Give back every line exactly as it appears, pictures excluded.

_____

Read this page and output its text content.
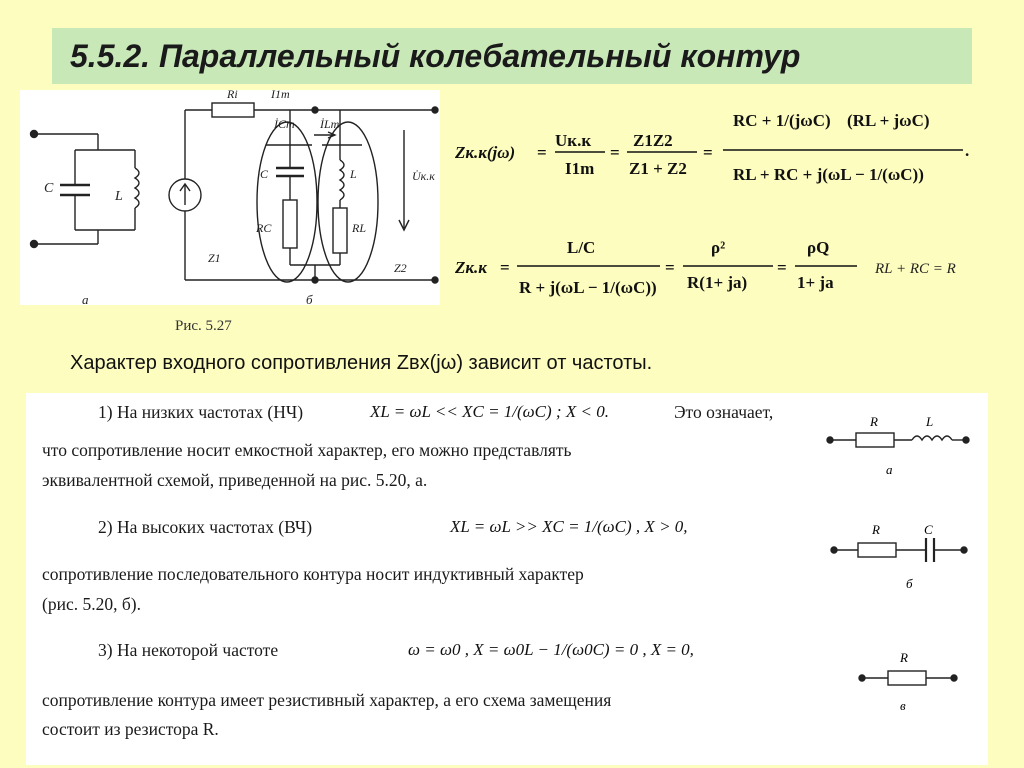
5.5.2. Параллельный колебательный контур
C
L
Ri	İ1m
İCm İLm
U̇к.к
C	L
RC	RL
Z1
Z2
а	б
Рис. 5.27
Zк.к(jω) =
Uк.к
I1m
=
Z1Z2
Z1 + Z2
=
RC + 1/(jωC) (RL + jωC)
RL + RC + j(ωL − 1/(ωC))
.
Zк.к =
L/C
R + j(ωL − 1/(ωC))
=
ρ²
R(1+ ja)
=
ρQ
1+ ja
RL + RC = R
Характер входного сопротивления Zвх(jω) зависит от частоты.
1) На низких частотах (НЧ)	XL = ωL << XC = 1/(ωC) ; X < 0.	Это означает,
что сопротивление носит емкостной характер, его можно представлять
эквивалентной схемой, приведенной на рис. 5.20, а.
2) На высоких частотах (ВЧ)	XL = ωL >> XC = 1/(ωC) , X > 0,
сопротивление последовательного контура носит индуктивный характер
(рис. 5.20, б).
3) На некоторой частоте	ω = ω0 , X = ω0L − 1/(ω0C) = 0 , X = 0,
сопротивление контура имеет резистивный характер, а его схема замещения
состоит из резистора R.
R	L
а
R	C
б
R
в
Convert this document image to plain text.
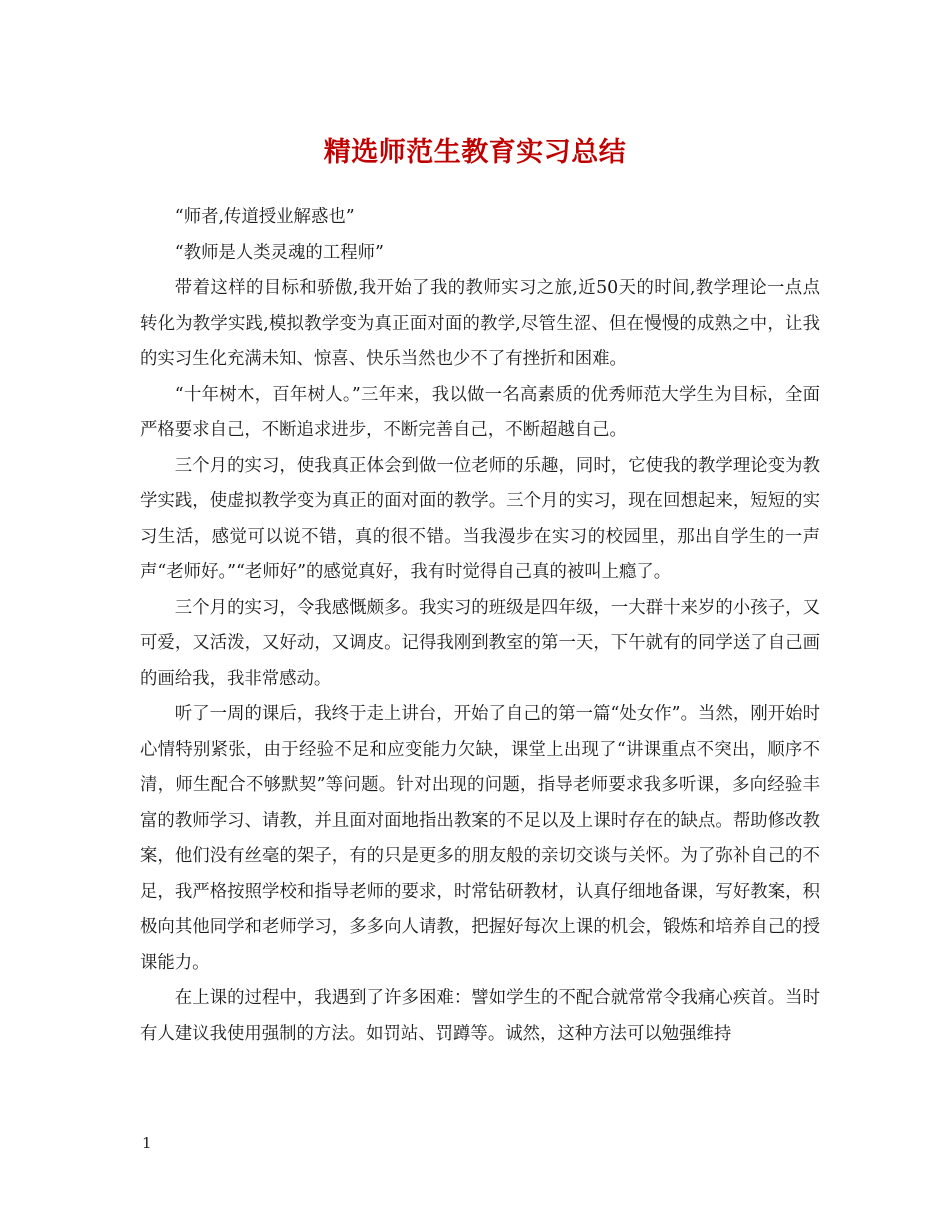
精选师范生教育实习总结

“师者,传道授业解惑也”

“教师是人类灵魂的工程师”

带着这样的目标和骄傲,我开始了我的教师实习之旅,近50天的时间,教学理论一点点转化为教学实践,模拟教学变为真正面对面的教学,尽管生涩、但在慢慢的成熟之中，让我的实习生化充满未知、惊喜、快乐当然也少不了有挫折和困难。

“十年树木，百年树人。”三年来，我以做一名高素质的优秀师范大学生为目标，全面严格要求自己，不断追求进步，不断完善自己，不断超越自己。

三个月的实习，使我真正体会到做一位老师的乐趣，同时，它使我的教学理论变为教学实践，使虚拟教学变为真正的面对面的教学。三个月的实习，现在回想起来，短短的实习生活，感觉可以说不错，真的很不错。当我漫步在实习的校园里，那出自学生的一声声“老师好。”“老师好”的感觉真好，我有时觉得自己真的被叫上瘾了。

三个月的实习，令我感慨颇多。我实习的班级是四年级，一大群十来岁的小孩子，又可爱，又活泼，又好动，又调皮。记得我刚到教室的第一天，下午就有的同学送了自己画的画给我，我非常感动。

听了一周的课后，我终于走上讲台，开始了自己的第一篇“处女作”。当然，刚开始时心情特别紧张，由于经验不足和应变能力欠缺，课堂上出现了“讲课重点不突出，顺序不清，师生配合不够默契”等问题。针对出现的问题，指导老师要求我多听课，多向经验丰富的教师学习、请教，并且面对面地指出教案的不足以及上课时存在的缺点。帮助修改教案，他们没有丝毫的架子，有的只是更多的朋友般的亲切交谈与关怀。为了弥补自己的不足，我严格按照学校和指导老师的要求，时常钻研教材，认真仔细地备课，写好教案，积极向其他同学和老师学习，多多向人请教，把握好每次上课的机会，锻炼和培养自己的授课能力。

在上课的过程中，我遇到了许多困难：譬如学生的不配合就常常令我痛心疾首。当时有人建议我使用强制的方法。如罚站、罚蹲等。诚然，这种方法可以勉强维持

1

_____

(OUTPUT OF THE EXERCISE)
Read this page and output its text content.
5.5.2. Параллельный колебательный контур
C
L
Ri	İ1m
İCm İLm
U̇к.к
C	L
RC	RL
Z1
Z2
а	б
Рис. 5.27
Zк.к(jω) =
Uк.к
I1m
=
Z1Z2
Z1 + Z2
=
RC + 1/(jωC) (RL + jωC)
RL + RC + j(ωL − 1/(ωC))
.
Zк.к =
L/C
R + j(ωL − 1/(ωC))
=
ρ²
R(1+ ja)
=
ρQ
1+ ja
RL + RC = R
Характер входного сопротивления Zвх(jω) зависит от частоты.
1) На низких частотах (НЧ)	XL = ωL << XC = 1/(ωC) ; X < 0.	Это означает,
что сопротивление носит емкостной характер, его можно представлять
эквивалентной схемой, приведенной на рис. 5.20, а.
2) На высоких частотах (ВЧ)	XL = ωL >> XC = 1/(ωC) , X > 0,
сопротивление последовательного контура носит индуктивный характер
(рис. 5.20, б).
3) На некоторой частоте	ω = ω0 , X = ω0L − 1/(ω0C) = 0 , X = 0,
сопротивление контура имеет резистивный характер, а его схема замещения
состоит из резистора R.
R	L
а
R	C
б
R
в
Convert this document image to plain text.
精选师范生教育实习总结

“师者,传道授业解惑也”

“教师是人类灵魂的工程师”

带着这样的目标和骄傲,我开始了我的教师实习之旅,近50天的时间,教学理论一点点转化为教学实践,模拟教学变为真正面对面的教学,尽管生涩、但在慢慢的成熟之中，让我的实习生化充满未知、惊喜、快乐当然也少不了有挫折和困难。

“十年树木，百年树人。”三年来，我以做一名高素质的优秀师范大学生为目标，全面严格要求自己，不断追求进步，不断完善自己，不断超越自己。

三个月的实习，使我真正体会到做一位老师的乐趣，同时，它使我的教学理论变为教学实践，使虚拟教学变为真正的面对面的教学。三个月的实习，现在回想起来，短短的实习生活，感觉可以说不错，真的很不错。当我漫步在实习的校园里，那出自学生的一声声“老师好。”“老师好”的感觉真好，我有时觉得自己真的被叫上瘾了。

三个月的实习，令我感慨颇多。我实习的班级是四年级，一大群十来岁的小孩子，又可爱，又活泼，又好动，又调皮。记得我刚到教室的第一天，下午就有的同学送了自己画的画给我，我非常感动。

听了一周的课后，我终于走上讲台，开始了自己的第一篇“处女作”。当然，刚开始时心情特别紧张，由于经验不足和应变能力欠缺，课堂上出现了“讲课重点不突出，顺序不清，师生配合不够默契”等问题。针对出现的问题，指导老师要求我多听课，多向经验丰富的教师学习、请教，并且面对面地指出教案的不足以及上课时存在的缺点。帮助修改教案，他们没有丝毫的架子，有的只是更多的朋友般的亲切交谈与关怀。为了弥补自己的不足，我严格按照学校和指导老师的要求，时常钻研教材，认真仔细地备课，写好教案，积极向其他同学和老师学习，多多向人请教，把握好每次上课的机会，锻炼和培养自己的授课能力。

在上课的过程中，我遇到了许多困难：譬如学生的不配合就常常令我痛心疾首。当时有人建议我使用强制的方法。如罚站、罚蹲等。诚然，这种方法可以勉强维持

1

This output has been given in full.